TASK REQUIREMENTS:
Pull out every line below containing the word "study".

GIVEN ENTRIES:
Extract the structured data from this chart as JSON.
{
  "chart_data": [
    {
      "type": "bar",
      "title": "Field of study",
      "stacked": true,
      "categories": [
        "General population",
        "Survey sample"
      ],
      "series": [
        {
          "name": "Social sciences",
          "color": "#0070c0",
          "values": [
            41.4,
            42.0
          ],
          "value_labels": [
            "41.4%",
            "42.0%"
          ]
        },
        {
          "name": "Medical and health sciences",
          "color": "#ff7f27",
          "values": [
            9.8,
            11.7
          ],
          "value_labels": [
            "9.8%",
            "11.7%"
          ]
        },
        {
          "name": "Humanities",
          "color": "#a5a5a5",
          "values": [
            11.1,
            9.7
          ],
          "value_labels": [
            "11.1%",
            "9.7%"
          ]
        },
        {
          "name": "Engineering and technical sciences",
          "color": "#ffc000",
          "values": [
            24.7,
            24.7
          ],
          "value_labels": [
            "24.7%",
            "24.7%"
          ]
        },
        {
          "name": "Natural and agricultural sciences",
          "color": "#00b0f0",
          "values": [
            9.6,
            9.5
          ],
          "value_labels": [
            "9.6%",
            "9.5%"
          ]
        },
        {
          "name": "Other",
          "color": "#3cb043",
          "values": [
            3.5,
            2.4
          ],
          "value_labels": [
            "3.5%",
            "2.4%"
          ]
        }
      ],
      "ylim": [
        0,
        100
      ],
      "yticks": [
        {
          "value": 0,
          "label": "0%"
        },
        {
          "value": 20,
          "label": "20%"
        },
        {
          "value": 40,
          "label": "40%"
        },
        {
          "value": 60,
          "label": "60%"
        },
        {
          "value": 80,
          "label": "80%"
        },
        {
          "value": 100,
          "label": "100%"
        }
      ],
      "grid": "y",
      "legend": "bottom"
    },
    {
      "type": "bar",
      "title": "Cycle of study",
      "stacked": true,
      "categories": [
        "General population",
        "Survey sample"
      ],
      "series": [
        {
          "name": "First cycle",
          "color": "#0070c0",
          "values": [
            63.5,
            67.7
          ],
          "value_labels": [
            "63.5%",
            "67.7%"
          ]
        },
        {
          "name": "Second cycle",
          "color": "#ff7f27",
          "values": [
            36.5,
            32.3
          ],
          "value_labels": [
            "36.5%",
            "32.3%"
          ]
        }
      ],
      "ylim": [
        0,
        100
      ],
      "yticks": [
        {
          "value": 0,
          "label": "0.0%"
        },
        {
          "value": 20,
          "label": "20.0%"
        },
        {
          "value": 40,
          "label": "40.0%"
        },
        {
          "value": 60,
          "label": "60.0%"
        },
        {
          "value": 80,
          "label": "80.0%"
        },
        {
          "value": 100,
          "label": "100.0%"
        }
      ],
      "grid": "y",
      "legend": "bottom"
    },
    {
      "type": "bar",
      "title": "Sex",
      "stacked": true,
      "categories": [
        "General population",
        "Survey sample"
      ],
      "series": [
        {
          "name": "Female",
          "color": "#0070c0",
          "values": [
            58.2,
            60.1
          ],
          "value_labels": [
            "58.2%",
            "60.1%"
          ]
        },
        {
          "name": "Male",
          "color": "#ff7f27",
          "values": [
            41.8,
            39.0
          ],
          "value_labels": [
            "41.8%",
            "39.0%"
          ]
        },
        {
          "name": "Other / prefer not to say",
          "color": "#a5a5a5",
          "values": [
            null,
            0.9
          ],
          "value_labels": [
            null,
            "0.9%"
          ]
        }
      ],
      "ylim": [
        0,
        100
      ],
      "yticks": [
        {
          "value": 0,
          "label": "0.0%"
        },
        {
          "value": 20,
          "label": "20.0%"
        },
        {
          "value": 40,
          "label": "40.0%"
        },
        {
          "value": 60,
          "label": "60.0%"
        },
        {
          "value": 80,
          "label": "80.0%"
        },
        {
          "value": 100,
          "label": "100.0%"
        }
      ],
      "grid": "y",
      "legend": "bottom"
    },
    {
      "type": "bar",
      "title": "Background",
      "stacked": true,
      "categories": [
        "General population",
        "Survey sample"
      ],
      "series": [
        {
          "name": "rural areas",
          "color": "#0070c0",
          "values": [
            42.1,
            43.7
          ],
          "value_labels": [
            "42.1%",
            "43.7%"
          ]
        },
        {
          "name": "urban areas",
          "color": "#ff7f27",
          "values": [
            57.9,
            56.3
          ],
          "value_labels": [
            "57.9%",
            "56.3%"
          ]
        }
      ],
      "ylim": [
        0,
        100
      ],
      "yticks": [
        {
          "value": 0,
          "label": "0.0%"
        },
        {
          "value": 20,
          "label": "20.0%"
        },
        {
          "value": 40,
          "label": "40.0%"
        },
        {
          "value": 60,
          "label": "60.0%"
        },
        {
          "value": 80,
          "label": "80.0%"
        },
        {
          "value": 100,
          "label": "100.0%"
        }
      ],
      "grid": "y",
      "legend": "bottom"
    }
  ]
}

FINAL RESULT:
      "title": "Field of study",
      "title": "Cycle of study",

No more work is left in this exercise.